A block of data:
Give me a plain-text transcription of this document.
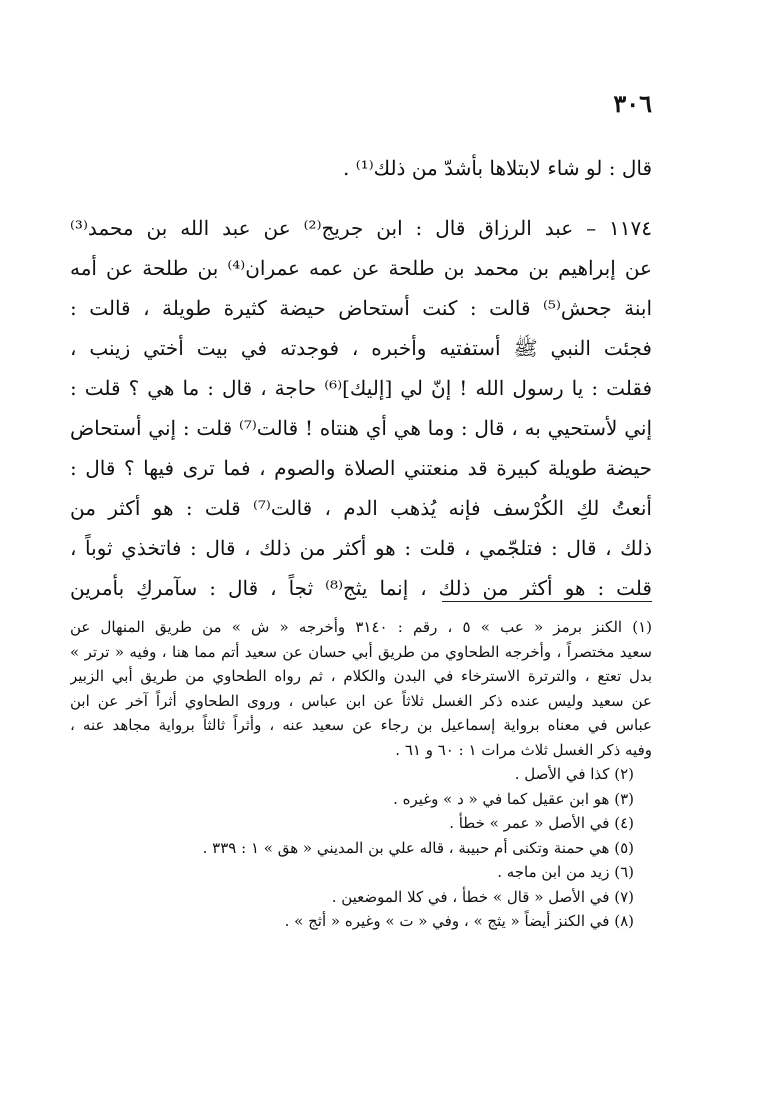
٣٠٦
قال : لو شاء لابتلاها بأشدّ من ذلك⁽¹⁾ .
١١٧٤ – عبد الرزاق قال : ابن جريج⁽²⁾ عن عبد الله بن محمد⁽³⁾
عن إبراهيم بن محمد بن طلحة عن عمه عمران⁽⁴⁾ بن طلحة عن أمه
ابنة جحش⁽⁵⁾ قالت : كنت أستحاض حيضة كثيرة طويلة ، قالت :
فجئت النبي ﷺ أستفتيه وأخبره ، فوجدته في بيت أختي زينب ،
فقلت : يا رسول الله ! إنّ لي [إليك]⁽⁶⁾ حاجة ، قال : ما هي ؟ قلت :
إني لأستحيي به ، قال : وما هي أي هنتاه ! قالت⁽⁷⁾ قلت : إني أستحاض
حيضة طويلة كبيرة قد منعتني الصلاة والصوم ، فما ترى فيها ؟ قال :
أنعتُ لكِ الكُرْسف فإنه يُذهب الدم ، قالت⁽⁷⁾ قلت : هو أكثر من
ذلك ، قال : فتلجّمي ، قلت : هو أكثر من ذلك ، قال : فاتخذي ثوباً ،
قلت : هو أكثر من ذلك ، إنما يثج⁽⁸⁾ ثجاً ، قال : سآمركِ بأمرين
(١) الكنز برمز « عب » ٥ ، رقم : ٣١٤٠ وأخرجه « ش » من طريق المنهال عن
سعيد مختصراً ، وأخرجه الطحاوي من طريق أبي حسان عن سعيد أتم مما هنا ، وفيه « ترتر »
بدل تعتع ، والترترة الاسترخاء في البدن والكلام ، ثم رواه الطحاوي من طريق أبي الزبير
عن سعيد وليس عنده ذكر الغسل ثلاثاً عن ابن عباس ، وروى الطحاوي أثراً آخر عن ابن
عباس في معناه برواية إسماعيل بن رجاء عن سعيد عنه ، وأثراً ثالثاً برواية مجاهد عنه ،
وفيه ذكر الغسل ثلاث مرات ١ : ٦٠ و ٦١ .
(٢) كذا في الأصل .
(٣) هو ابن عقيل كما في « د » وغيره .
(٤) في الأصل « عمر » خطأ .
(٥) هي حمنة وتكنى أم حبيبة ، قاله علي بن المديني « هق » ١ : ٣٣٩ .
(٦) زيد من ابن ماجه .
(٧) في الأصل « قال » خطأ ، في كلا الموضعين .
(٨) في الكنز أيضاً « يثج » ، وفي « ت » وغيره « أثج » .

▶ _Aim_
Where a line holds the string "سعيد", copy that line.

▶ _Result for this exercise_
سعيد مختصراً ، وأخرجه الطحاوي من طريق أبي حسان عن سعيد أتم مما هنا ، وفيه « ترتر »
عن سعيد وليس عنده ذكر الغسل ثلاثاً عن ابن عباس ، وروى الطحاوي أثراً آخر عن ابن
عباس في معناه برواية إسماعيل بن رجاء عن سعيد عنه ، وأثراً ثالثاً برواية مجاهد عنه ،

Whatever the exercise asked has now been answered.